• [Information provided]
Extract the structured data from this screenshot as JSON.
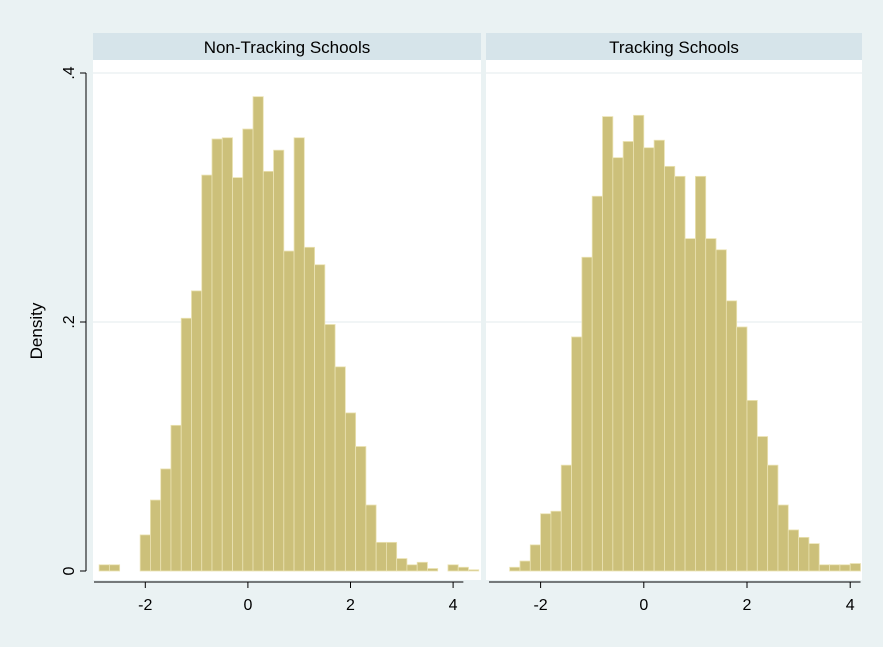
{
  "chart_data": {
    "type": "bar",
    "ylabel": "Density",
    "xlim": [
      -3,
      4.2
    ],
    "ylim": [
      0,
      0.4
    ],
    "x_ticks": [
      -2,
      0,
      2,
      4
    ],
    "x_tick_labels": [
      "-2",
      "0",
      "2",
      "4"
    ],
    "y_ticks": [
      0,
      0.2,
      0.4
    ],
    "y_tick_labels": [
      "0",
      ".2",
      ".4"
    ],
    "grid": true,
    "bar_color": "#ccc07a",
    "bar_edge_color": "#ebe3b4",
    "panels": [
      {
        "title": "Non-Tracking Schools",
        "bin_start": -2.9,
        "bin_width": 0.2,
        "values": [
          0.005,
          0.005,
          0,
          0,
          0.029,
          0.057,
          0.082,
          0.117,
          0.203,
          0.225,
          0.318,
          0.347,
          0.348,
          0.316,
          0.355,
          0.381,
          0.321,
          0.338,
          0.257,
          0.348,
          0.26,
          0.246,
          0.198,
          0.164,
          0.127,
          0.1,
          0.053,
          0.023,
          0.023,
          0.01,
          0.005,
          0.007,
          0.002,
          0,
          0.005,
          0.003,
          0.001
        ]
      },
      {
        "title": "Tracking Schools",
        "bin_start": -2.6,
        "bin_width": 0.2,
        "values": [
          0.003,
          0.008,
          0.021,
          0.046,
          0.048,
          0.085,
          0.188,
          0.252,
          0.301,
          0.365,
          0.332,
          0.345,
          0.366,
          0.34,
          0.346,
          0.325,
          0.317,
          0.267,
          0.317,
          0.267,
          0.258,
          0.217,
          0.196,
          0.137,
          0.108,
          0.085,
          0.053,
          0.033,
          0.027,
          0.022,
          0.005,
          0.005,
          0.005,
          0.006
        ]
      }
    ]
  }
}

• [Work required]
Your task is to list each line of the records with the word "Tracking".

• [Answer to this exercise]
        "title": "Non-Tracking Schools",
        "title": "Tracking Schools",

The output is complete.